▶ **Supplied entries**
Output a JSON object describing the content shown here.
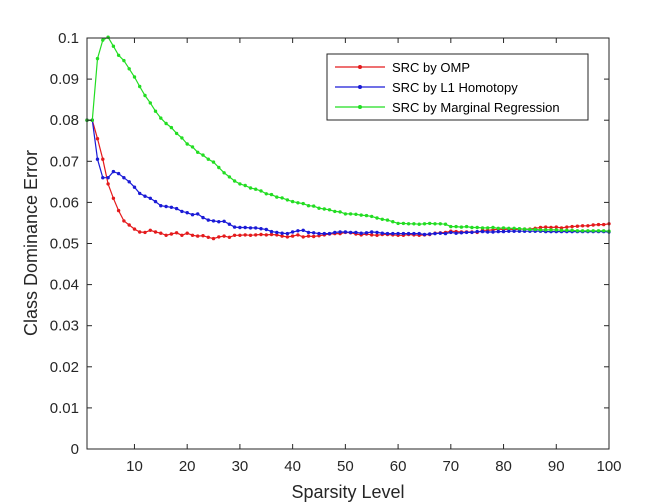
{
  "chart_data": {
    "type": "line",
    "title": "",
    "xlabel": "Sparsity Level",
    "ylabel": "Class Dominance Error",
    "xlim": [
      1,
      100
    ],
    "ylim": [
      0,
      0.1
    ],
    "x_ticks": [
      10,
      20,
      30,
      40,
      50,
      60,
      70,
      80,
      90,
      100
    ],
    "x_tick_labels": [
      "10",
      "20",
      "30",
      "40",
      "50",
      "60",
      "70",
      "80",
      "90",
      "100"
    ],
    "y_ticks": [
      0,
      0.01,
      0.02,
      0.03,
      0.04,
      0.05,
      0.06,
      0.07,
      0.08,
      0.09,
      0.1
    ],
    "y_tick_labels": [
      "0",
      "0.01",
      "0.02",
      "0.03",
      "0.04",
      "0.05",
      "0.06",
      "0.07",
      "0.08",
      "0.09",
      "0.1"
    ],
    "grid": false,
    "legend_position": "top-right",
    "x": [
      1,
      2,
      3,
      4,
      5,
      6,
      7,
      8,
      9,
      10,
      11,
      12,
      13,
      14,
      15,
      16,
      17,
      18,
      19,
      20,
      21,
      22,
      23,
      24,
      25,
      26,
      27,
      28,
      29,
      30,
      31,
      32,
      33,
      34,
      35,
      36,
      37,
      38,
      39,
      40,
      41,
      42,
      43,
      44,
      45,
      46,
      47,
      48,
      49,
      50,
      51,
      52,
      53,
      54,
      55,
      56,
      57,
      58,
      59,
      60,
      61,
      62,
      63,
      64,
      65,
      66,
      67,
      68,
      69,
      70,
      71,
      72,
      73,
      74,
      75,
      76,
      77,
      78,
      79,
      80,
      81,
      82,
      83,
      84,
      85,
      86,
      87,
      88,
      89,
      90,
      91,
      92,
      93,
      94,
      95,
      96,
      97,
      98,
      99,
      100
    ],
    "series": [
      {
        "name": "SRC by OMP",
        "color": "#e41a1c",
        "marker": "dot",
        "values": [
          0.08,
          0.08,
          0.0755,
          0.0705,
          0.0645,
          0.061,
          0.058,
          0.0555,
          0.0545,
          0.0535,
          0.0528,
          0.0527,
          0.0532,
          0.0528,
          0.0525,
          0.052,
          0.0523,
          0.0526,
          0.052,
          0.0525,
          0.052,
          0.0518,
          0.0519,
          0.0515,
          0.0512,
          0.0516,
          0.0518,
          0.0515,
          0.052,
          0.052,
          0.0521,
          0.052,
          0.0521,
          0.0522,
          0.0521,
          0.0522,
          0.0521,
          0.0518,
          0.0516,
          0.0518,
          0.0521,
          0.0516,
          0.0518,
          0.0517,
          0.0519,
          0.0521,
          0.0523,
          0.0524,
          0.0524,
          0.0527,
          0.0526,
          0.0523,
          0.0521,
          0.0523,
          0.0521,
          0.052,
          0.0522,
          0.0522,
          0.0521,
          0.052,
          0.052,
          0.0522,
          0.0521,
          0.052,
          0.0521,
          0.0522,
          0.0525,
          0.0526,
          0.0527,
          0.053,
          0.0529,
          0.0528,
          0.0528,
          0.0528,
          0.0527,
          0.0532,
          0.0532,
          0.0533,
          0.0535,
          0.0534,
          0.0535,
          0.0534,
          0.0535,
          0.0535,
          0.0535,
          0.0537,
          0.0539,
          0.054,
          0.0539,
          0.054,
          0.0538,
          0.054,
          0.0541,
          0.0542,
          0.0543,
          0.0543,
          0.0545,
          0.0546,
          0.0546,
          0.0548
        ]
      },
      {
        "name": "SRC by L1 Homotopy",
        "color": "#1a1ad6",
        "marker": "dot",
        "values": [
          0.08,
          0.08,
          0.0705,
          0.066,
          0.066,
          0.0675,
          0.067,
          0.066,
          0.065,
          0.0637,
          0.0622,
          0.0615,
          0.061,
          0.0602,
          0.0592,
          0.059,
          0.0588,
          0.0585,
          0.0578,
          0.0575,
          0.057,
          0.0572,
          0.0563,
          0.0557,
          0.0555,
          0.0553,
          0.0554,
          0.0547,
          0.054,
          0.0539,
          0.0539,
          0.0538,
          0.0538,
          0.0536,
          0.0534,
          0.0529,
          0.0527,
          0.0525,
          0.0524,
          0.0528,
          0.0531,
          0.0532,
          0.0527,
          0.0526,
          0.0524,
          0.0524,
          0.0524,
          0.0527,
          0.0528,
          0.0528,
          0.0527,
          0.0527,
          0.0525,
          0.0526,
          0.0528,
          0.0527,
          0.0525,
          0.0524,
          0.0524,
          0.0524,
          0.0524,
          0.0524,
          0.0524,
          0.0524,
          0.0522,
          0.0523,
          0.0524,
          0.0525,
          0.0524,
          0.0527,
          0.0525,
          0.0526,
          0.0527,
          0.0527,
          0.0529,
          0.0529,
          0.0528,
          0.0528,
          0.0529,
          0.0529,
          0.053,
          0.053,
          0.053,
          0.053,
          0.053,
          0.053,
          0.053,
          0.0529,
          0.0529,
          0.0529,
          0.0529,
          0.0529,
          0.0529,
          0.0529,
          0.0529,
          0.0529,
          0.0529,
          0.0529,
          0.0529,
          0.0528
        ]
      },
      {
        "name": "SRC by Marginal Regression",
        "color": "#22dd22",
        "marker": "dot",
        "values": [
          0.08,
          0.08,
          0.095,
          0.0995,
          0.1002,
          0.098,
          0.0958,
          0.0945,
          0.0925,
          0.0905,
          0.0882,
          0.086,
          0.0842,
          0.0822,
          0.0805,
          0.0792,
          0.0782,
          0.0768,
          0.0757,
          0.0742,
          0.0735,
          0.0722,
          0.0715,
          0.0705,
          0.0698,
          0.0685,
          0.0672,
          0.0662,
          0.0652,
          0.0645,
          0.0641,
          0.0635,
          0.0632,
          0.0628,
          0.0621,
          0.0619,
          0.0613,
          0.0611,
          0.0606,
          0.0602,
          0.0599,
          0.0597,
          0.0592,
          0.0591,
          0.0586,
          0.0584,
          0.0582,
          0.0578,
          0.0577,
          0.0572,
          0.0572,
          0.0571,
          0.0569,
          0.0568,
          0.0566,
          0.0562,
          0.0559,
          0.0557,
          0.0553,
          0.0549,
          0.0549,
          0.0548,
          0.0548,
          0.0547,
          0.0548,
          0.0549,
          0.0548,
          0.0548,
          0.0547,
          0.0541,
          0.0541,
          0.054,
          0.0541,
          0.0539,
          0.0539,
          0.0538,
          0.0538,
          0.0539,
          0.0537,
          0.0538,
          0.0537,
          0.0537,
          0.0536,
          0.0535,
          0.0534,
          0.0534,
          0.0533,
          0.0533,
          0.0533,
          0.0533,
          0.0532,
          0.0532,
          0.0532,
          0.0531,
          0.0531,
          0.0531,
          0.0531,
          0.0531,
          0.0531,
          0.053
        ]
      }
    ]
  }
}
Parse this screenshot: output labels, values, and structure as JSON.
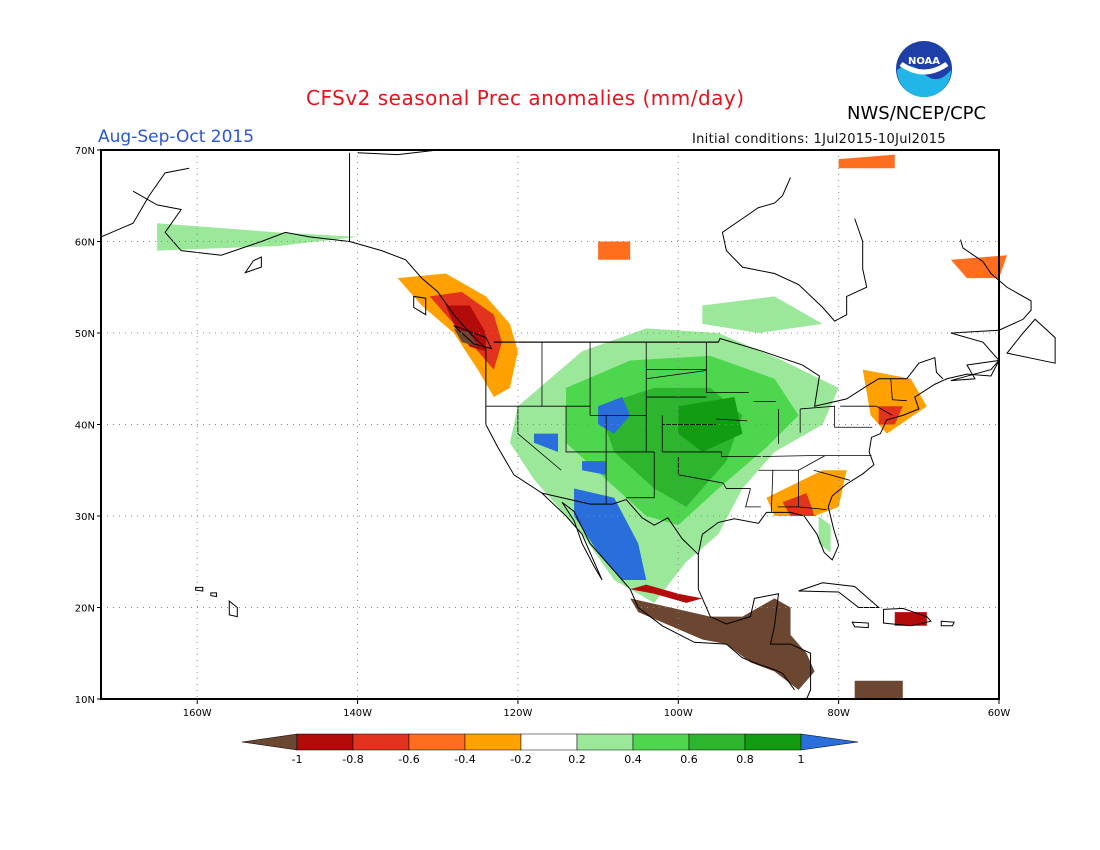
{
  "title": "CFSv2 seasonal Prec anomalies (mm/day)",
  "period": "Aug-Sep-Oct 2015",
  "initial_conditions": "Initial conditions: 1Jul2015-10Jul2015",
  "agency": "NWS/NCEP/CPC",
  "logo_text": "NOAA",
  "map": {
    "lon_range": [
      -172,
      -60
    ],
    "lat_range": [
      10,
      70
    ],
    "lon_ticks": [
      "160W",
      "140W",
      "120W",
      "100W",
      "80W",
      "60W"
    ],
    "lat_ticks": [
      "70N",
      "60N",
      "50N",
      "40N",
      "30N",
      "20N",
      "10N"
    ],
    "gridlines": "dotted"
  },
  "legend": {
    "labels": [
      "-1",
      "-0.8",
      "-0.6",
      "-0.4",
      "-0.2",
      "0.2",
      "0.4",
      "0.6",
      "0.8",
      "1"
    ],
    "colors": [
      "#6b4630",
      "#b30a0a",
      "#e1331d",
      "#ff6e1e",
      "#ffa100",
      "#ffffff",
      "#9be89b",
      "#4fd64f",
      "#2db52d",
      "#129c12",
      "#2a6edb"
    ]
  },
  "colors": {
    "title": "#e8111c",
    "period": "#2a56d8",
    "ocean": "#ffffff",
    "coast": "#000000"
  }
}
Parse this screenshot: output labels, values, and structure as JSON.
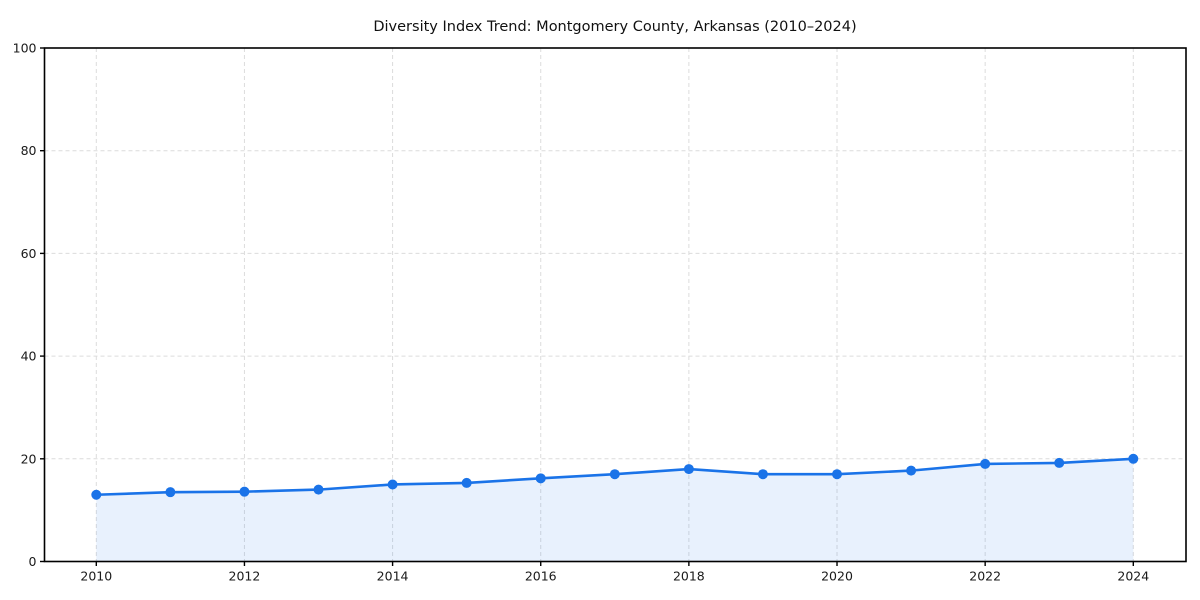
{
  "chart_data": {
    "type": "area",
    "title": "Diversity Index Trend: Montgomery County, Arkansas (2010–2024)",
    "x": [
      2010,
      2011,
      2012,
      2013,
      2014,
      2015,
      2016,
      2017,
      2018,
      2019,
      2020,
      2021,
      2022,
      2023,
      2024
    ],
    "series": [
      {
        "name": "Diversity Index",
        "values": [
          13.0,
          13.5,
          13.6,
          14.0,
          15.0,
          15.3,
          16.2,
          17.0,
          18.0,
          17.0,
          17.0,
          17.7,
          19.0,
          19.2,
          20.0
        ]
      }
    ],
    "xlabel": "",
    "ylabel": "",
    "ylim": [
      0,
      100
    ],
    "xtick_labels": [
      "2010",
      "2012",
      "2014",
      "2016",
      "2018",
      "2020",
      "2022",
      "2024"
    ],
    "ytick_labels": [
      "0",
      "20",
      "40",
      "60",
      "80",
      "100"
    ],
    "grid": true,
    "grid_style": "dashed",
    "legend": false,
    "marker": "circle",
    "colors": {
      "line": "#1a73e8",
      "fill": "rgba(26,115,232,0.10)",
      "grid": "#dcdcdc",
      "spine": "#000000",
      "text": "#1a1a1a",
      "background": "#ffffff"
    }
  }
}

▶ **Stated problem**
Check each line above for the word "ylabel" and copy the ones that have it.

▶ **Response to this exercise**
    "ylabel": "Class Dominance Error",
    "ylabel": "",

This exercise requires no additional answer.